* _WRITTEN TASK_
Output every entry exactly as written.

==== DATA SUPPLIED ====

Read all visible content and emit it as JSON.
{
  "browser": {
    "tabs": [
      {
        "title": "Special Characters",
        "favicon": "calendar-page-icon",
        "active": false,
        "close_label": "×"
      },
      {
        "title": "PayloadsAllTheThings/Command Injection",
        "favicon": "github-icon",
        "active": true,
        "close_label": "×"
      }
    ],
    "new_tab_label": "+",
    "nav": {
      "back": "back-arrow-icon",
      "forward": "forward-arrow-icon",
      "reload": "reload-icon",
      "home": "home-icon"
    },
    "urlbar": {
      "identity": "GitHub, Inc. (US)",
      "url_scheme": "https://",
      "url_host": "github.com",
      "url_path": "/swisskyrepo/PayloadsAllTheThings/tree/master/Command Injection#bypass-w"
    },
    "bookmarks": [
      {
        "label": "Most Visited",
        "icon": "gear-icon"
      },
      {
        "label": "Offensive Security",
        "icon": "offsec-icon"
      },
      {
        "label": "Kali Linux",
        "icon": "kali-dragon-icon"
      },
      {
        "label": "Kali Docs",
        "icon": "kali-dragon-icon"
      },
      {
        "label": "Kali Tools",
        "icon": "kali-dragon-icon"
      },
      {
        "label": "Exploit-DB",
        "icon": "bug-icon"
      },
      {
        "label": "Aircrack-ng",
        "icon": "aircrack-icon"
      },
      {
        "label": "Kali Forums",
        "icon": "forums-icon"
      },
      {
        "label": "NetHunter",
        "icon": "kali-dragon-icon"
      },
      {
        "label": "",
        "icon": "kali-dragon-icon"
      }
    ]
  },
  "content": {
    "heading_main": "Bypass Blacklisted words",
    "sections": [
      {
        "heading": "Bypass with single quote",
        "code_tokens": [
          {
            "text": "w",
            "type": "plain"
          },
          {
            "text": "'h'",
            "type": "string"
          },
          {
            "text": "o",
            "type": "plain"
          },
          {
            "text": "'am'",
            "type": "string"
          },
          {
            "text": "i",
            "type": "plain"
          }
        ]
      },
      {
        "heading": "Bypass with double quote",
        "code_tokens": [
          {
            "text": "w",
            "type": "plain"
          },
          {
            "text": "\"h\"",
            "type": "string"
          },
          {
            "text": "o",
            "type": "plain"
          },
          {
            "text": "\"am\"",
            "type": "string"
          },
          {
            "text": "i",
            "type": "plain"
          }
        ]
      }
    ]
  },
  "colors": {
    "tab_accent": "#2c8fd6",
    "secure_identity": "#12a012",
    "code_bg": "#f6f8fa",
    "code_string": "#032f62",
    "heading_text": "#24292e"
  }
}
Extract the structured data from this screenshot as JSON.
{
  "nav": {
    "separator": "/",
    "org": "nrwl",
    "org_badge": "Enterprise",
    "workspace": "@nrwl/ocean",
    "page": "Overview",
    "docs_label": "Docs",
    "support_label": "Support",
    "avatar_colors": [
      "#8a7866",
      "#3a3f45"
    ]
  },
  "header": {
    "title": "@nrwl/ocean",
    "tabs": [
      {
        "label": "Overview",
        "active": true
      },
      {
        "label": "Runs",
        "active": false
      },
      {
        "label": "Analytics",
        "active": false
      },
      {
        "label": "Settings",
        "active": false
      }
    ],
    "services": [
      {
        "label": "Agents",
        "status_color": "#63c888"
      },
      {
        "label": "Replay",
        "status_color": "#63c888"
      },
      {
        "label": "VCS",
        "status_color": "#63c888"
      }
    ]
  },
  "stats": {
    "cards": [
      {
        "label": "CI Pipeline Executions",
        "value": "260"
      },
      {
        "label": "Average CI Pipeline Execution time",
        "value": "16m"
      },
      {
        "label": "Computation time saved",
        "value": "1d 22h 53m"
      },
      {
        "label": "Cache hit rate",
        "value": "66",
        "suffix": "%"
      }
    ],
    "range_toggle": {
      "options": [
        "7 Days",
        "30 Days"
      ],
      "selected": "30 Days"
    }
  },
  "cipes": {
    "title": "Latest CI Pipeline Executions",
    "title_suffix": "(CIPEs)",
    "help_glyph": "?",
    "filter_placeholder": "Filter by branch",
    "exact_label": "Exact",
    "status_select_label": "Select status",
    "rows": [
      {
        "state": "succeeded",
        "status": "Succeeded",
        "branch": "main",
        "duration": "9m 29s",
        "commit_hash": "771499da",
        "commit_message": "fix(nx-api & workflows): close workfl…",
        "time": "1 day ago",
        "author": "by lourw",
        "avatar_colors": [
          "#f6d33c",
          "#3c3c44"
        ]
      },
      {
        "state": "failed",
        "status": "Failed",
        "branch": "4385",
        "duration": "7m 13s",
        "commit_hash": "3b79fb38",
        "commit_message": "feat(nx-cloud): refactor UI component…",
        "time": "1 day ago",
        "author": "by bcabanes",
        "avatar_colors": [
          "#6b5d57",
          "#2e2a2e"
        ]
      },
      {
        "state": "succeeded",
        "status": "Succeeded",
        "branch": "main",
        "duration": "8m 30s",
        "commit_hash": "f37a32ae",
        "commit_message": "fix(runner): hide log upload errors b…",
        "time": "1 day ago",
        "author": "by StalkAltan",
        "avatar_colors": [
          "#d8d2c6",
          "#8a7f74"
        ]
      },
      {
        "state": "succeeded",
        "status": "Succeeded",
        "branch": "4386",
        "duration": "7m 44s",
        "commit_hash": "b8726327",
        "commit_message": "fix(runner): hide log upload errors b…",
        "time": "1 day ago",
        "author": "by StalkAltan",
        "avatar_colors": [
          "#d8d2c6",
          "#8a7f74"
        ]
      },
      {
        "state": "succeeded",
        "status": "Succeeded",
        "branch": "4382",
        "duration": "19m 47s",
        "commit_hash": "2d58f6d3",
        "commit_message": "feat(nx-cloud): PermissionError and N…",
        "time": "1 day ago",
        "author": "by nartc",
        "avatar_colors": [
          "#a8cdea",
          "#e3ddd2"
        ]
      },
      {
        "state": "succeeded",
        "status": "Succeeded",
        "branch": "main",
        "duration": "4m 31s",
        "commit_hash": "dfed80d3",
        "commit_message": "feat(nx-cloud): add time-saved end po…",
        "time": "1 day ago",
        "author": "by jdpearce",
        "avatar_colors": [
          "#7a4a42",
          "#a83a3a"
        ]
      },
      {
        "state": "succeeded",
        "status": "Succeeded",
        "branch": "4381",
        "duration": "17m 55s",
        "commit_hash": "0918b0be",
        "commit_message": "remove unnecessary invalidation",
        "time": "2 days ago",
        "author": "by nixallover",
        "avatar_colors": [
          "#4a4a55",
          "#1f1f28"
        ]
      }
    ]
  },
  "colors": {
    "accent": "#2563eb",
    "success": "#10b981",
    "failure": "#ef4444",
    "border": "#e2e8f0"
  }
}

====

* _ANSWER TO THE TASK_
Read all visible content and emit it as JSON.
{
  "browser": {
    "tabs": [
      {
        "title": "Special Characters",
        "favicon": "calendar-page-icon",
        "active": false,
        "close_label": "×"
      },
      {
        "title": "PayloadsAllTheThings/Command Injection",
        "favicon": "github-icon",
        "active": true,
        "close_label": "×"
      }
    ],
    "new_tab_label": "+",
    "nav": {
      "back": "back-arrow-icon",
      "forward": "forward-arrow-icon",
      "reload": "reload-icon",
      "home": "home-icon"
    },
    "urlbar": {
      "identity": "GitHub, Inc. (US)",
      "url_scheme": "https://",
      "url_host": "github.com",
      "url_path": "/swisskyrepo/PayloadsAllTheThings/tree/master/Command Injection#bypass-w"
    },
    "bookmarks": [
      {
        "label": "Most Visited",
        "icon": "gear-icon"
      },
      {
        "label": "Offensive Security",
        "icon": "offsec-icon"
      },
      {
        "label": "Kali Linux",
        "icon": "kali-dragon-icon"
      },
      {
        "label": "Kali Docs",
        "icon": "kali-dragon-icon"
      },
      {
        "label": "Kali Tools",
        "icon": "kali-dragon-icon"
      },
      {
        "label": "Exploit-DB",
        "icon": "bug-icon"
      },
      {
        "label": "Aircrack-ng",
        "icon": "aircrack-icon"
      },
      {
        "label": "Kali Forums",
        "icon": "forums-icon"
      },
      {
        "label": "NetHunter",
        "icon": "kali-dragon-icon"
      },
      {
        "label": "",
        "icon": "kali-dragon-icon"
      }
    ]
  },
  "content": {
    "heading_main": "Bypass Blacklisted words",
    "sections": [
      {
        "heading": "Bypass with single quote",
        "code_tokens": [
          {
            "text": "w",
            "type": "plain"
          },
          {
            "text": "'h'",
            "type": "string"
          },
          {
            "text": "o",
            "type": "plain"
          },
          {
            "text": "'am'",
            "type": "string"
          },
          {
            "text": "i",
            "type": "plain"
          }
        ]
      },
      {
        "heading": "Bypass with double quote",
        "code_tokens": [
          {
            "text": "w",
            "type": "plain"
          },
          {
            "text": "\"h\"",
            "type": "string"
          },
          {
            "text": "o",
            "type": "plain"
          },
          {
            "text": "\"am\"",
            "type": "string"
          },
          {
            "text": "i",
            "type": "plain"
          }
        ]
      }
    ]
  },
  "colors": {
    "tab_accent": "#2c8fd6",
    "secure_identity": "#12a012",
    "code_bg": "#f6f8fa",
    "code_string": "#032f62",
    "heading_text": "#24292e"
  }
}
Extract the structured data from this screenshot as JSON.
{
  "nav": {
    "separator": "/",
    "org": "nrwl",
    "org_badge": "Enterprise",
    "workspace": "@nrwl/ocean",
    "page": "Overview",
    "docs_label": "Docs",
    "support_label": "Support",
    "avatar_colors": [
      "#8a7866",
      "#3a3f45"
    ]
  },
  "header": {
    "title": "@nrwl/ocean",
    "tabs": [
      {
        "label": "Overview",
        "active": true
      },
      {
        "label": "Runs",
        "active": false
      },
      {
        "label": "Analytics",
        "active": false
      },
      {
        "label": "Settings",
        "active": false
      }
    ],
    "services": [
      {
        "label": "Agents",
        "status_color": "#63c888"
      },
      {
        "label": "Replay",
        "status_color": "#63c888"
      },
      {
        "label": "VCS",
        "status_color": "#63c888"
      }
    ]
  },
  "stats": {
    "cards": [
      {
        "label": "CI Pipeline Executions",
        "value": "260"
      },
      {
        "label": "Average CI Pipeline Execution time",
        "value": "16m"
      },
      {
        "label": "Computation time saved",
        "value": "1d 22h 53m"
      },
      {
        "label": "Cache hit rate",
        "value": "66",
        "suffix": "%"
      }
    ],
    "range_toggle": {
      "options": [
        "7 Days",
        "30 Days"
      ],
      "selected": "30 Days"
    }
  },
  "cipes": {
    "title": "Latest CI Pipeline Executions",
    "title_suffix": "(CIPEs)",
    "help_glyph": "?",
    "filter_placeholder": "Filter by branch",
    "exact_label": "Exact",
    "status_select_label": "Select status",
    "rows": [
      {
        "state": "succeeded",
        "status": "Succeeded",
        "branch": "main",
        "duration": "9m 29s",
        "commit_hash": "771499da",
        "commit_message": "fix(nx-api & workflows): close workfl…",
        "time": "1 day ago",
        "author": "by lourw",
        "avatar_colors": [
          "#f6d33c",
          "#3c3c44"
        ]
      },
      {
        "state": "failed",
        "status": "Failed",
        "branch": "4385",
        "duration": "7m 13s",
        "commit_hash": "3b79fb38",
        "commit_message": "feat(nx-cloud): refactor UI component…",
        "time": "1 day ago",
        "author": "by bcabanes",
        "avatar_colors": [
          "#6b5d57",
          "#2e2a2e"
        ]
      },
      {
        "state": "succeeded",
        "status": "Succeeded",
        "branch": "main",
        "duration": "8m 30s",
        "commit_hash": "f37a32ae",
        "commit_message": "fix(runner): hide log upload errors b…",
        "time": "1 day ago",
        "author": "by StalkAltan",
        "avatar_colors": [
          "#d8d2c6",
          "#8a7f74"
        ]
      },
      {
        "state": "succeeded",
        "status": "Succeeded",
        "branch": "4386",
        "duration": "7m 44s",
        "commit_hash": "b8726327",
        "commit_message": "fix(runner): hide log upload errors b…",
        "time": "1 day ago",
        "author": "by StalkAltan",
        "avatar_colors": [
          "#d8d2c6",
          "#8a7f74"
        ]
      },
      {
        "state": "succeeded",
        "status": "Succeeded",
        "branch": "4382",
        "duration": "19m 47s",
        "commit_hash": "2d58f6d3",
        "commit_message": "feat(nx-cloud): PermissionError and N…",
        "time": "1 day ago",
        "author": "by nartc",
        "avatar_colors": [
          "#a8cdea",
          "#e3ddd2"
        ]
      },
      {
        "state": "succeeded",
        "status": "Succeeded",
        "branch": "main",
        "duration": "4m 31s",
        "commit_hash": "dfed80d3",
        "commit_message": "feat(nx-cloud): add time-saved end po…",
        "time": "1 day ago",
        "author": "by jdpearce",
        "avatar_colors": [
          "#7a4a42",
          "#a83a3a"
        ]
      },
      {
        "state": "succeeded",
        "status": "Succeeded",
        "branch": "4381",
        "duration": "17m 55s",
        "commit_hash": "0918b0be",
        "commit_message": "remove unnecessary invalidation",
        "time": "2 days ago",
        "author": "by nixallover",
        "avatar_colors": [
          "#4a4a55",
          "#1f1f28"
        ]
      }
    ]
  },
  "colors": {
    "accent": "#2563eb",
    "success": "#10b981",
    "failure": "#ef4444",
    "border": "#e2e8f0"
  }
}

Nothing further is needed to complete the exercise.